* _What you need to do_: Please quote the material exactly, every line of it.

Stored data:

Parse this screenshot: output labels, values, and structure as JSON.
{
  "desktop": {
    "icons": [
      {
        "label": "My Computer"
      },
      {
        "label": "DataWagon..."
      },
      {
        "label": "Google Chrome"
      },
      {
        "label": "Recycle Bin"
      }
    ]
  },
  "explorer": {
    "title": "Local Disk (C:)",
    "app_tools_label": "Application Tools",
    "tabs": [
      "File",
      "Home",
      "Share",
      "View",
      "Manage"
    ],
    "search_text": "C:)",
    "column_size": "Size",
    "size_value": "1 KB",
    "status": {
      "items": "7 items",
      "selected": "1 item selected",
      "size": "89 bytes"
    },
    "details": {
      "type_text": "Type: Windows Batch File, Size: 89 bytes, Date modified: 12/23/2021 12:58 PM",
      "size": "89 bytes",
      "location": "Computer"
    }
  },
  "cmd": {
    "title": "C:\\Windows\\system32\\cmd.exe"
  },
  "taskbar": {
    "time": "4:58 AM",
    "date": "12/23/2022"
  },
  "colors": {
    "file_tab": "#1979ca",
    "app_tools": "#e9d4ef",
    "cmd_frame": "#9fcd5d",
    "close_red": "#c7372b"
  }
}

* _Output of the exercise_:
Parse this screenshot: output labels, values, and structure as JSON.
{
  "desktop": {
    "icons": [
      {
        "label": "My Computer"
      },
      {
        "label": "DataWagon..."
      },
      {
        "label": "Google Chrome"
      },
      {
        "label": "Recycle Bin"
      }
    ]
  },
  "explorer": {
    "title": "Local Disk (C:)",
    "app_tools_label": "Application Tools",
    "tabs": [
      "File",
      "Home",
      "Share",
      "View",
      "Manage"
    ],
    "search_text": "C:)",
    "column_size": "Size",
    "size_value": "1 KB",
    "status": {
      "items": "7 items",
      "selected": "1 item selected",
      "size": "89 bytes"
    },
    "details": {
      "type_text": "Type: Windows Batch File, Size: 89 bytes, Date modified: 12/23/2021 12:58 PM",
      "size": "89 bytes",
      "location": "Computer"
    }
  },
  "cmd": {
    "title": "C:\\Windows\\system32\\cmd.exe"
  },
  "taskbar": {
    "time": "4:58 AM",
    "date": "12/23/2022"
  },
  "colors": {
    "file_tab": "#1979ca",
    "app_tools": "#e9d4ef",
    "cmd_frame": "#9fcd5d",
    "close_red": "#c7372b"
  }
}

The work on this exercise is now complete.